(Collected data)

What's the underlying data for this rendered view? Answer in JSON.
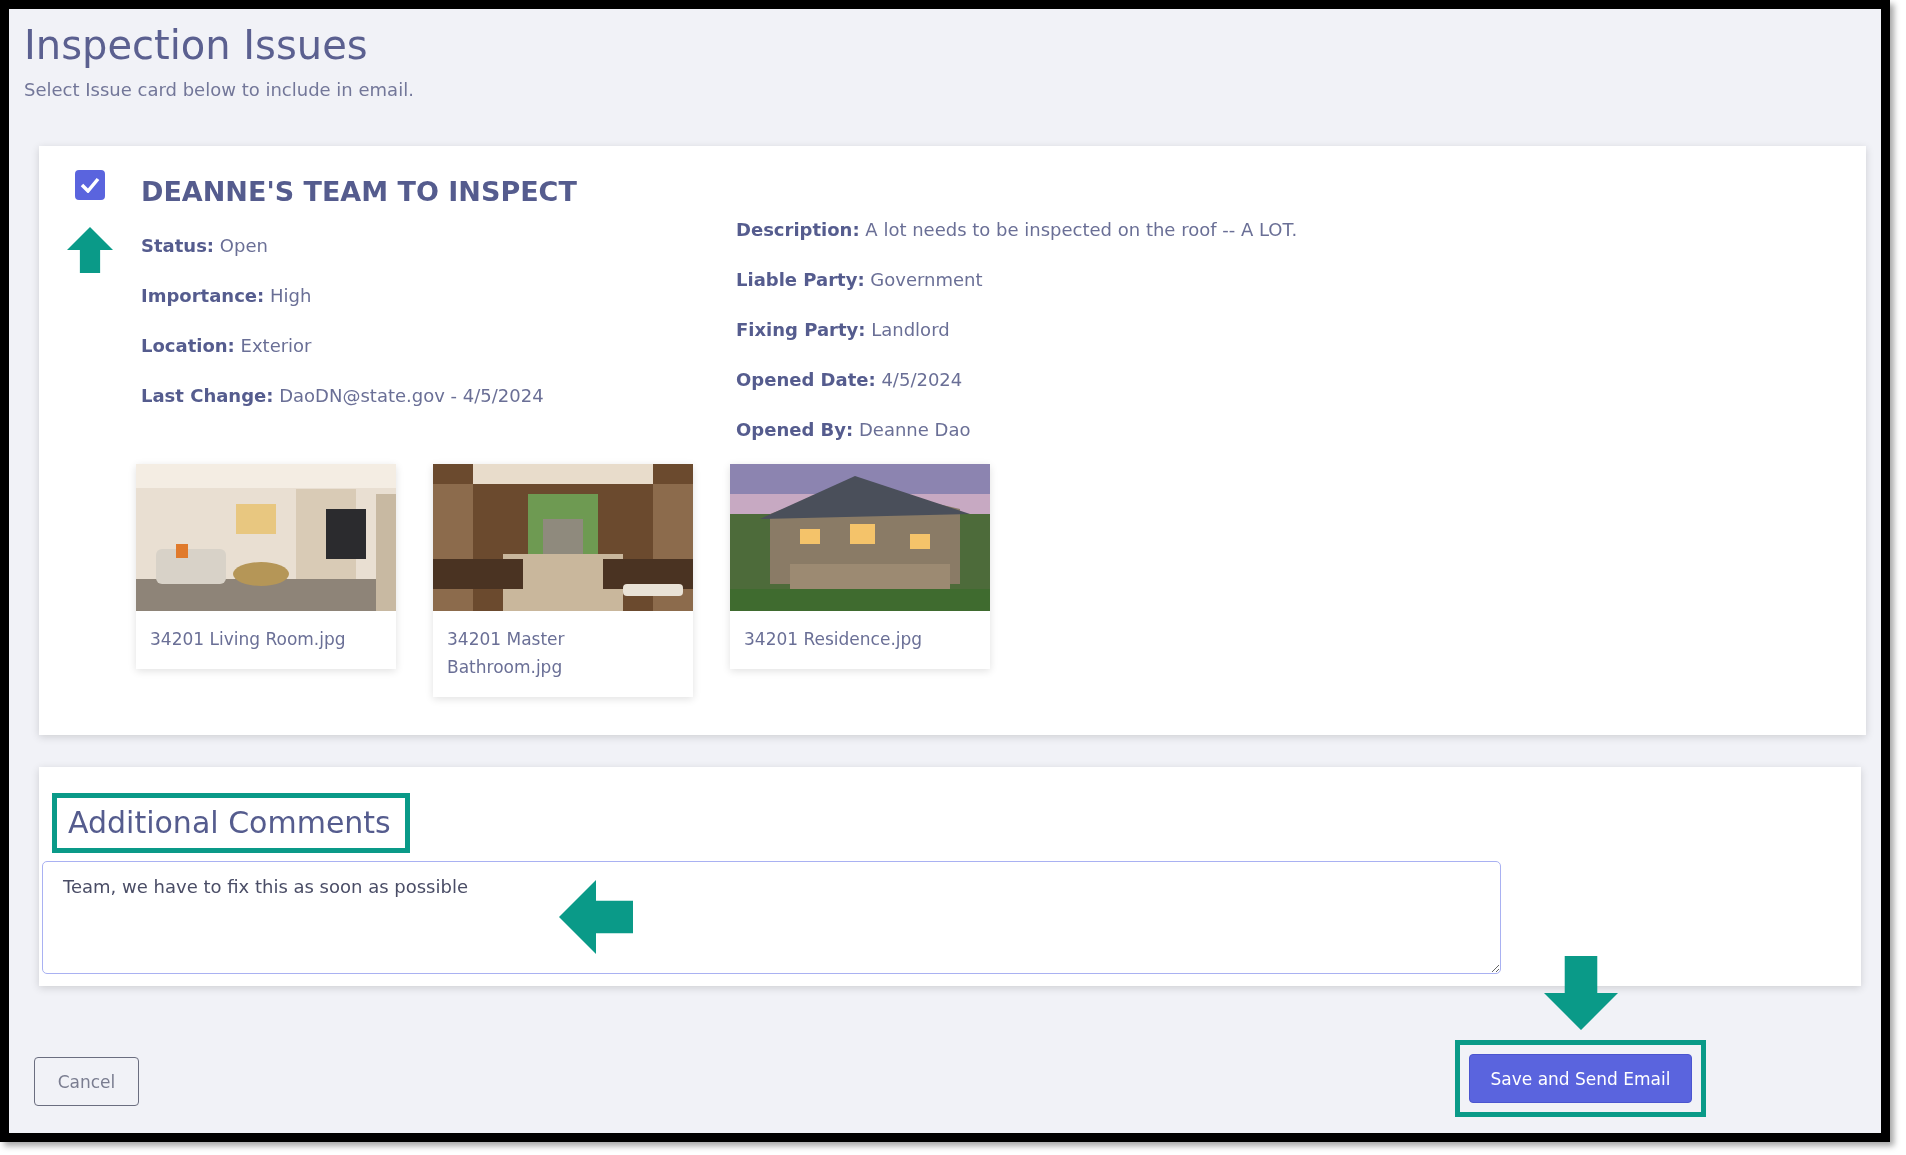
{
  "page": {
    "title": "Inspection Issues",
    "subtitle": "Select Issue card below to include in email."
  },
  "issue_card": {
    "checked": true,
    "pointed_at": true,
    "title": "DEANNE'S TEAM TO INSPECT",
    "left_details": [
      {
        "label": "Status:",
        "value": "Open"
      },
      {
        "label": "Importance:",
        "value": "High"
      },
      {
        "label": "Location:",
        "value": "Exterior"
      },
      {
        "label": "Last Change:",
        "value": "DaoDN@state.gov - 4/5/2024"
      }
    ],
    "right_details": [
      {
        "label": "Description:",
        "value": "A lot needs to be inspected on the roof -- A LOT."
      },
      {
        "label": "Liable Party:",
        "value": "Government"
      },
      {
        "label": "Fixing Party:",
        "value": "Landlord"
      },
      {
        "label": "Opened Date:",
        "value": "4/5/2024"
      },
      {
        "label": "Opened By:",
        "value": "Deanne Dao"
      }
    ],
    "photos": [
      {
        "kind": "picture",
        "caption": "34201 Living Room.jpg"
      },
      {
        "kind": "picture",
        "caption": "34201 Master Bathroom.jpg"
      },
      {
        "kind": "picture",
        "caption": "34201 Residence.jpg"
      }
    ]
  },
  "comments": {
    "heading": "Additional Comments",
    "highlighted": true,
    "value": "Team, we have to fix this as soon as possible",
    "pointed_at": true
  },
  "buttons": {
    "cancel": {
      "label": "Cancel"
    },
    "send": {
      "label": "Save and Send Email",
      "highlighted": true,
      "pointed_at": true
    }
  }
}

_Set problem:_
Copy the records exactly as they appear, excluding images.

_Result of this task:_
What's the underlying data for this rendered view? Answer in JSON.
{
  "page": {
    "title": "Inspection Issues",
    "subtitle": "Select Issue card below to include in email."
  },
  "issue_card": {
    "checked": true,
    "pointed_at": true,
    "title": "DEANNE'S TEAM TO INSPECT",
    "left_details": [
      {
        "label": "Status:",
        "value": "Open"
      },
      {
        "label": "Importance:",
        "value": "High"
      },
      {
        "label": "Location:",
        "value": "Exterior"
      },
      {
        "label": "Last Change:",
        "value": "DaoDN@state.gov - 4/5/2024"
      }
    ],
    "right_details": [
      {
        "label": "Description:",
        "value": "A lot needs to be inspected on the roof -- A LOT."
      },
      {
        "label": "Liable Party:",
        "value": "Government"
      },
      {
        "label": "Fixing Party:",
        "value": "Landlord"
      },
      {
        "label": "Opened Date:",
        "value": "4/5/2024"
      },
      {
        "label": "Opened By:",
        "value": "Deanne Dao"
      }
    ],
    "photos": [
      {
        "kind": "picture",
        "caption": "34201 Living Room.jpg"
      },
      {
        "kind": "picture",
        "caption": "34201 Master Bathroom.jpg"
      },
      {
        "kind": "picture",
        "caption": "34201 Residence.jpg"
      }
    ]
  },
  "comments": {
    "heading": "Additional Comments",
    "highlighted": true,
    "value": "Team, we have to fix this as soon as possible",
    "pointed_at": true
  },
  "buttons": {
    "cancel": {
      "label": "Cancel"
    },
    "send": {
      "label": "Save and Send Email",
      "highlighted": true,
      "pointed_at": true
    }
  }
}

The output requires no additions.